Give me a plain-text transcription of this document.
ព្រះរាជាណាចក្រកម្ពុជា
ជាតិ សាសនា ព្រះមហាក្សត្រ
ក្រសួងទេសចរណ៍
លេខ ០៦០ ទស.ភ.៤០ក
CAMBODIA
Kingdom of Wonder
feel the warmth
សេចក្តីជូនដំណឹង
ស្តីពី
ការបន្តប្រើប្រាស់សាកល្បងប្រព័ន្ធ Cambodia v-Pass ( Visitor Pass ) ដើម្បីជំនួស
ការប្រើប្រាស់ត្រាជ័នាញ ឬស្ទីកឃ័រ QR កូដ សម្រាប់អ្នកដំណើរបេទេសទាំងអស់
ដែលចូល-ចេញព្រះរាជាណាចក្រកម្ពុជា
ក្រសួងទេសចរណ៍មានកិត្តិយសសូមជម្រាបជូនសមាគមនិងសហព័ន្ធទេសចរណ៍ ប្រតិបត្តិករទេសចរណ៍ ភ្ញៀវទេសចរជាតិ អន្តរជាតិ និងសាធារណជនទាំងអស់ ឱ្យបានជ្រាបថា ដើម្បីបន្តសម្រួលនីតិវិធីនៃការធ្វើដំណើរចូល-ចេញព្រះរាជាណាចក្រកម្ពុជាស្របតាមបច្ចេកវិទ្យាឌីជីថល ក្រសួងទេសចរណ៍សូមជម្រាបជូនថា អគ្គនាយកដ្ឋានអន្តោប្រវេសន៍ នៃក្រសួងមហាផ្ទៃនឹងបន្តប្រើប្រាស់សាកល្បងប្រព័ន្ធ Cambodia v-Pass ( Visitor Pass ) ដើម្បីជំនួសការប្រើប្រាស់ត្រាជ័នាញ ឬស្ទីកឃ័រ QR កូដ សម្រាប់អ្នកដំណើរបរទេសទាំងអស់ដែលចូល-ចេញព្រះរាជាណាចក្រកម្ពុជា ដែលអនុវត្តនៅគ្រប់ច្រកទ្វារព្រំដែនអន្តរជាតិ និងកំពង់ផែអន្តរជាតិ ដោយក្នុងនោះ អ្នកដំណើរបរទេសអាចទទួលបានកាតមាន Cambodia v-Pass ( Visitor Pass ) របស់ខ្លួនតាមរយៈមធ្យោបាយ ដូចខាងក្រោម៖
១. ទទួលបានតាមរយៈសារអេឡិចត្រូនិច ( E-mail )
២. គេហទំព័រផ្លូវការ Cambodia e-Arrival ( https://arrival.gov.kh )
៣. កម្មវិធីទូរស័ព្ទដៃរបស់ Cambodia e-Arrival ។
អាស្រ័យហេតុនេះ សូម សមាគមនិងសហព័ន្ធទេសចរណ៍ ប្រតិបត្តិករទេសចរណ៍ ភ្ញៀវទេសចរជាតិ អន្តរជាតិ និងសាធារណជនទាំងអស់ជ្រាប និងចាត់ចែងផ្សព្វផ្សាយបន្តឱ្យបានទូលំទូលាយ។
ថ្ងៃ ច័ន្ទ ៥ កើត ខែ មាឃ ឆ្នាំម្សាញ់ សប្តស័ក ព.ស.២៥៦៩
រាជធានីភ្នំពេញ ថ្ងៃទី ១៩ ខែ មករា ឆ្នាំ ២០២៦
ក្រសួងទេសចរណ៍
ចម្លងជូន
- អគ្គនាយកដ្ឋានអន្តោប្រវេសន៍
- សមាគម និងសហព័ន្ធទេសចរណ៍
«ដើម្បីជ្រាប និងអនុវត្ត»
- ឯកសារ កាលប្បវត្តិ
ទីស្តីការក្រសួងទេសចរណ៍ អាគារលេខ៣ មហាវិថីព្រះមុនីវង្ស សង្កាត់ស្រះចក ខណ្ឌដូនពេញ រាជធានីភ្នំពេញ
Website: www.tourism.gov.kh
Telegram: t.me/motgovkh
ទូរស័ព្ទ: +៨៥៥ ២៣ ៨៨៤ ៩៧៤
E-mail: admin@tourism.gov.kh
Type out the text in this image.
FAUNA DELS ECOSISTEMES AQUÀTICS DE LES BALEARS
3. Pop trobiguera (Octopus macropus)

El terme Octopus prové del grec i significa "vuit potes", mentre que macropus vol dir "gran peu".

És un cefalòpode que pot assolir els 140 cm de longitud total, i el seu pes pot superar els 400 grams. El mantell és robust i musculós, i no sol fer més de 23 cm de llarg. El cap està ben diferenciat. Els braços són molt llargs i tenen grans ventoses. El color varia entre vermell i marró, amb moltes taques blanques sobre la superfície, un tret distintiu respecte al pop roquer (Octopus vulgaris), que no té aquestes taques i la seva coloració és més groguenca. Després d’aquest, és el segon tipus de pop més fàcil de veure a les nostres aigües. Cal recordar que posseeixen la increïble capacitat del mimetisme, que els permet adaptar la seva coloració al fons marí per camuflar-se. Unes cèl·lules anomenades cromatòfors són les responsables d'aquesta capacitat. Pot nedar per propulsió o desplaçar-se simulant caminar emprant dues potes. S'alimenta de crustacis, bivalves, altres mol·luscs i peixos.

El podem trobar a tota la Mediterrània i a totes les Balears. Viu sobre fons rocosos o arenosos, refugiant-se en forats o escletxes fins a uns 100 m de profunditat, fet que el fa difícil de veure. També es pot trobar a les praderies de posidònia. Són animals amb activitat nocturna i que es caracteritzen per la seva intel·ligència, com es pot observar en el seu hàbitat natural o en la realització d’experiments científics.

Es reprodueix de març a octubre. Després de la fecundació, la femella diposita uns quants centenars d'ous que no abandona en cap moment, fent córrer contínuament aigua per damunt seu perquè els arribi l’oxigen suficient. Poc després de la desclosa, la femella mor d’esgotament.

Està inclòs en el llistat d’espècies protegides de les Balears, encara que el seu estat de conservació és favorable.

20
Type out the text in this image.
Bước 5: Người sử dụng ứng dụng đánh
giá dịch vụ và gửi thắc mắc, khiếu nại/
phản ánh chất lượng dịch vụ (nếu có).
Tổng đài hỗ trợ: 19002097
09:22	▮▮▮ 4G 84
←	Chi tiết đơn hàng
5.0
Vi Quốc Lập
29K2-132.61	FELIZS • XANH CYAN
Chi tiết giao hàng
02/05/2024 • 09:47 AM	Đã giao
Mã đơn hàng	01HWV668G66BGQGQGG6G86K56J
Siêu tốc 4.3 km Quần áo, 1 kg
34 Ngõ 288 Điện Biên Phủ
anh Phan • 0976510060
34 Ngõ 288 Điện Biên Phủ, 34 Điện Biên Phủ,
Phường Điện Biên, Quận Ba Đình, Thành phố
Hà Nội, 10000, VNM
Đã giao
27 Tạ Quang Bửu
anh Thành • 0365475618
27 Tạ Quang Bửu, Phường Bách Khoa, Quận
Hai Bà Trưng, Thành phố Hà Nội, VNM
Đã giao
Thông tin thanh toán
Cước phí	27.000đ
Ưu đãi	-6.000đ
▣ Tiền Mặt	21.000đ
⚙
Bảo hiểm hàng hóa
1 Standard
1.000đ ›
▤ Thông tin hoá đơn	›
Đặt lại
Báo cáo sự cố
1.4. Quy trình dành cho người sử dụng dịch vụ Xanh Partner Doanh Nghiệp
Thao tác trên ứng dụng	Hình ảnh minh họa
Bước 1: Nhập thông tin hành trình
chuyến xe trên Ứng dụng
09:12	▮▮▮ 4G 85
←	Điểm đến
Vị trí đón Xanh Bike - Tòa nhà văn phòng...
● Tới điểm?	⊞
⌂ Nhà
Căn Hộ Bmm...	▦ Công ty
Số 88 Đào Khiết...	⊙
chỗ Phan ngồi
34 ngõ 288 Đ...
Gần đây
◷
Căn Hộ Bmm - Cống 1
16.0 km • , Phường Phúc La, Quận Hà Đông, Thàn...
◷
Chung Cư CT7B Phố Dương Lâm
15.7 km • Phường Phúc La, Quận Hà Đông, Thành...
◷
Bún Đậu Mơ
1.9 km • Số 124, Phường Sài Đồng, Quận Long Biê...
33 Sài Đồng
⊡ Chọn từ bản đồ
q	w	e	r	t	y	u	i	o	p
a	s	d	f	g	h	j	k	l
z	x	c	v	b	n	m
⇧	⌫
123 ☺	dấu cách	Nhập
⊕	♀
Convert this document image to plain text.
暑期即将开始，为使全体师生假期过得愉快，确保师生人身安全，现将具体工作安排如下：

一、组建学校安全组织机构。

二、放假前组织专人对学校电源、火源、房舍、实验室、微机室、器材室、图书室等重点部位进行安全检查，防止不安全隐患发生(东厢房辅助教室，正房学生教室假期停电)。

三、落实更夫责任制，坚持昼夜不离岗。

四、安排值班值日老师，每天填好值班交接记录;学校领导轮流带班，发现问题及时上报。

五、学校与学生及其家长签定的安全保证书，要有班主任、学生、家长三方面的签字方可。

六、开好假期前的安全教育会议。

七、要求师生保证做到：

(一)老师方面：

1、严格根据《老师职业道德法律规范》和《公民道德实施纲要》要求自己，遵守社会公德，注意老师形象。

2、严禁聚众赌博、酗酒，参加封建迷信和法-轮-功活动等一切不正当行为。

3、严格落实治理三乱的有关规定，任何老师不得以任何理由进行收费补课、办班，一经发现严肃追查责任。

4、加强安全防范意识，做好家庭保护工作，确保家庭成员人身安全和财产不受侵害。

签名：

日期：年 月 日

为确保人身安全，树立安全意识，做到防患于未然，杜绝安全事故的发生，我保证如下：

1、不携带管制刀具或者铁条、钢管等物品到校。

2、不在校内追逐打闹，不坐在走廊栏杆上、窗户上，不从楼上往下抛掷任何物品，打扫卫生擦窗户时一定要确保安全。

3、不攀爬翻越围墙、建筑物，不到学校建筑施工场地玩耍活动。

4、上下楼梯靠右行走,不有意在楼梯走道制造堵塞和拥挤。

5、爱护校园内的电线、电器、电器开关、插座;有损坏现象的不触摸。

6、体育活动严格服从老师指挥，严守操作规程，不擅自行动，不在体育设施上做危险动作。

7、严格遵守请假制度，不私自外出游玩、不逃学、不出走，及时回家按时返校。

### Work instructions:
Repeat, with no changes, each line from the one with "Convert this document image to plain text." to the end of the listing, including both ends and nothing else.

### Written response:
Convert this document image to plain text.
暑期即将开始，为使全体师生假期过得愉快，确保师生人身安全，现将具体工作安排如下：

一、组建学校安全组织机构。

二、放假前组织专人对学校电源、火源、房舍、实验室、微机室、器材室、图书室等重点部位进行安全检查，防止不安全隐患发生(东厢房辅助教室，正房学生教室假期停电)。

三、落实更夫责任制，坚持昼夜不离岗。

四、安排值班值日老师，每天填好值班交接记录;学校领导轮流带班，发现问题及时上报。

五、学校与学生及其家长签定的安全保证书，要有班主任、学生、家长三方面的签字方可。

六、开好假期前的安全教育会议。

七、要求师生保证做到：

(一)老师方面：

1、严格根据《老师职业道德法律规范》和《公民道德实施纲要》要求自己，遵守社会公德，注意老师形象。

2、严禁聚众赌博、酗酒，参加封建迷信和法-轮-功活动等一切不正当行为。

3、严格落实治理三乱的有关规定，任何老师不得以任何理由进行收费补课、办班，一经发现严肃追查责任。

4、加强安全防范意识，做好家庭保护工作，确保家庭成员人身安全和财产不受侵害。

签名：

日期：年 月 日

为确保人身安全，树立安全意识，做到防患于未然，杜绝安全事故的发生，我保证如下：

1、不携带管制刀具或者铁条、钢管等物品到校。

2、不在校内追逐打闹，不坐在走廊栏杆上、窗户上，不从楼上往下抛掷任何物品，打扫卫生擦窗户时一定要确保安全。

3、不攀爬翻越围墙、建筑物，不到学校建筑施工场地玩耍活动。

4、上下楼梯靠右行走,不有意在楼梯走道制造堵塞和拥挤。

5、爱护校园内的电线、电器、电器开关、插座;有损坏现象的不触摸。

6、体育活动严格服从老师指挥，严守操作规程，不擅自行动，不在体育设施上做危险动作。

7、严格遵守请假制度，不私自外出游玩、不逃学、不出走，及时回家按时返校。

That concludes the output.